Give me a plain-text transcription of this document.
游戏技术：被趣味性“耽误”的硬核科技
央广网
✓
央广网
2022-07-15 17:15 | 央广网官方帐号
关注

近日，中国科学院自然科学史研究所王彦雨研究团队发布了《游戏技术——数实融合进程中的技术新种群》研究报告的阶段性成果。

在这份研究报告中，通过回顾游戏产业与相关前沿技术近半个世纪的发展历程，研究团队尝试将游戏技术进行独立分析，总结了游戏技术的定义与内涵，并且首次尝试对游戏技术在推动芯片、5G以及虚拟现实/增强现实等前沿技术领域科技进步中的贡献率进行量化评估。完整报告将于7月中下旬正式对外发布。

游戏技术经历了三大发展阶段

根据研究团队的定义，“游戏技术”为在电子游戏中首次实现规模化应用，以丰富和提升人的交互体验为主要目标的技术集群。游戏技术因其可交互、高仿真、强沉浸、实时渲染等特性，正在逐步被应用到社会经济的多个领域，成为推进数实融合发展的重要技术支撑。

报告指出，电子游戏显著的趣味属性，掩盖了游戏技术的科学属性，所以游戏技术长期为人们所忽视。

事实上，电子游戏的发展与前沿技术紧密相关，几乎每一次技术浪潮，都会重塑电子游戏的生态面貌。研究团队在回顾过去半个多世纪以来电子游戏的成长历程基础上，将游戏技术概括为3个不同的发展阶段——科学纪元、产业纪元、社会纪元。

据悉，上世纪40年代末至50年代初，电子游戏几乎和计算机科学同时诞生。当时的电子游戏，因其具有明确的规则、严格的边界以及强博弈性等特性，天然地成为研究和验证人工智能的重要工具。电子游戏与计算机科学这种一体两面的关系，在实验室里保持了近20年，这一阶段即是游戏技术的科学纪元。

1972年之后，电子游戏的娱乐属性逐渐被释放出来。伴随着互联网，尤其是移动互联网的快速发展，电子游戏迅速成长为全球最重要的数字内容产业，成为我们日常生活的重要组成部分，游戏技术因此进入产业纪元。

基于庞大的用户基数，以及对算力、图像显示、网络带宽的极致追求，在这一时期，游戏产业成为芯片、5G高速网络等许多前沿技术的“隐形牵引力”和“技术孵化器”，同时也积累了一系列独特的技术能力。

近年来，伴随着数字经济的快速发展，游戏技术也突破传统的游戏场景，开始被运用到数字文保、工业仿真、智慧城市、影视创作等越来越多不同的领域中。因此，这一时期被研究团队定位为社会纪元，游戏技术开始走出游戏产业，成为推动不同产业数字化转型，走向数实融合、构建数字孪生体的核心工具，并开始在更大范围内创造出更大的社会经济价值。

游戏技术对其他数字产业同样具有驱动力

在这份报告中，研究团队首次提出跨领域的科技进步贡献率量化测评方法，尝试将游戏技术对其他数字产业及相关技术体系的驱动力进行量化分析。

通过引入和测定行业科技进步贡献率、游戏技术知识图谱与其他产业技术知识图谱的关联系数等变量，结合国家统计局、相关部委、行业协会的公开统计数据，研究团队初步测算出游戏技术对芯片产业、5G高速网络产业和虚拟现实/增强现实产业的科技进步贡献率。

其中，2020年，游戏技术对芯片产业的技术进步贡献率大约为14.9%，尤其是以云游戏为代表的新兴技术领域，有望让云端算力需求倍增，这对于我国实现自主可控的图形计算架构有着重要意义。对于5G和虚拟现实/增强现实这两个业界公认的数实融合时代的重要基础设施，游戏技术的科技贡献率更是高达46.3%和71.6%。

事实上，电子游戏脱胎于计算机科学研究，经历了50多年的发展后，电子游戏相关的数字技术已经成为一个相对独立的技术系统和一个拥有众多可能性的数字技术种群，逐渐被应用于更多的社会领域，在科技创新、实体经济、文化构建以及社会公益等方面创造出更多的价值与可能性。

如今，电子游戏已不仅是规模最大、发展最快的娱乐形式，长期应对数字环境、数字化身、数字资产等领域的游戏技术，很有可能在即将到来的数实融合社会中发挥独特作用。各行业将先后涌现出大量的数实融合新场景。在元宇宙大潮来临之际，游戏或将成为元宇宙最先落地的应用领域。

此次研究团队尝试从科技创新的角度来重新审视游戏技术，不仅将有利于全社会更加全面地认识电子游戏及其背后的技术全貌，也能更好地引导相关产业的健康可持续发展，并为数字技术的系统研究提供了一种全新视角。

######

> Exercise
Repeat the records above exactly.

> Full answer
Give me a plain-text transcription of this document.
游戏技术：被趣味性“耽误”的硬核科技
央广网
✓
央广网
2022-07-15 17:15 | 央广网官方帐号
关注

近日，中国科学院自然科学史研究所王彦雨研究团队发布了《游戏技术——数实融合进程中的技术新种群》研究报告的阶段性成果。

在这份研究报告中，通过回顾游戏产业与相关前沿技术近半个世纪的发展历程，研究团队尝试将游戏技术进行独立分析，总结了游戏技术的定义与内涵，并且首次尝试对游戏技术在推动芯片、5G以及虚拟现实/增强现实等前沿技术领域科技进步中的贡献率进行量化评估。完整报告将于7月中下旬正式对外发布。

游戏技术经历了三大发展阶段

根据研究团队的定义，“游戏技术”为在电子游戏中首次实现规模化应用，以丰富和提升人的交互体验为主要目标的技术集群。游戏技术因其可交互、高仿真、强沉浸、实时渲染等特性，正在逐步被应用到社会经济的多个领域，成为推进数实融合发展的重要技术支撑。

报告指出，电子游戏显著的趣味属性，掩盖了游戏技术的科学属性，所以游戏技术长期为人们所忽视。

事实上，电子游戏的发展与前沿技术紧密相关，几乎每一次技术浪潮，都会重塑电子游戏的生态面貌。研究团队在回顾过去半个多世纪以来电子游戏的成长历程基础上，将游戏技术概括为3个不同的发展阶段——科学纪元、产业纪元、社会纪元。

据悉，上世纪40年代末至50年代初，电子游戏几乎和计算机科学同时诞生。当时的电子游戏，因其具有明确的规则、严格的边界以及强博弈性等特性，天然地成为研究和验证人工智能的重要工具。电子游戏与计算机科学这种一体两面的关系，在实验室里保持了近20年，这一阶段即是游戏技术的科学纪元。

1972年之后，电子游戏的娱乐属性逐渐被释放出来。伴随着互联网，尤其是移动互联网的快速发展，电子游戏迅速成长为全球最重要的数字内容产业，成为我们日常生活的重要组成部分，游戏技术因此进入产业纪元。

基于庞大的用户基数，以及对算力、图像显示、网络带宽的极致追求，在这一时期，游戏产业成为芯片、5G高速网络等许多前沿技术的“隐形牵引力”和“技术孵化器”，同时也积累了一系列独特的技术能力。

近年来，伴随着数字经济的快速发展，游戏技术也突破传统的游戏场景，开始被运用到数字文保、工业仿真、智慧城市、影视创作等越来越多不同的领域中。因此，这一时期被研究团队定位为社会纪元，游戏技术开始走出游戏产业，成为推动不同产业数字化转型，走向数实融合、构建数字孪生体的核心工具，并开始在更大范围内创造出更大的社会经济价值。

游戏技术对其他数字产业同样具有驱动力

在这份报告中，研究团队首次提出跨领域的科技进步贡献率量化测评方法，尝试将游戏技术对其他数字产业及相关技术体系的驱动力进行量化分析。

通过引入和测定行业科技进步贡献率、游戏技术知识图谱与其他产业技术知识图谱的关联系数等变量，结合国家统计局、相关部委、行业协会的公开统计数据，研究团队初步测算出游戏技术对芯片产业、5G高速网络产业和虚拟现实/增强现实产业的科技进步贡献率。

其中，2020年，游戏技术对芯片产业的技术进步贡献率大约为14.9%，尤其是以云游戏为代表的新兴技术领域，有望让云端算力需求倍增，这对于我国实现自主可控的图形计算架构有着重要意义。对于5G和虚拟现实/增强现实这两个业界公认的数实融合时代的重要基础设施，游戏技术的科技贡献率更是高达46.3%和71.6%。

事实上，电子游戏脱胎于计算机科学研究，经历了50多年的发展后，电子游戏相关的数字技术已经成为一个相对独立的技术系统和一个拥有众多可能性的数字技术种群，逐渐被应用于更多的社会领域，在科技创新、实体经济、文化构建以及社会公益等方面创造出更多的价值与可能性。

如今，电子游戏已不仅是规模最大、发展最快的娱乐形式，长期应对数字环境、数字化身、数字资产等领域的游戏技术，很有可能在即将到来的数实融合社会中发挥独特作用。各行业将先后涌现出大量的数实融合新场景。在元宇宙大潮来临之际，游戏或将成为元宇宙最先落地的应用领域。

此次研究团队尝试从科技创新的角度来重新审视游戏技术，不仅将有利于全社会更加全面地认识电子游戏及其背后的技术全貌，也能更好地引导相关产业的健康可持续发展，并为数字技术的系统研究提供了一种全新视角。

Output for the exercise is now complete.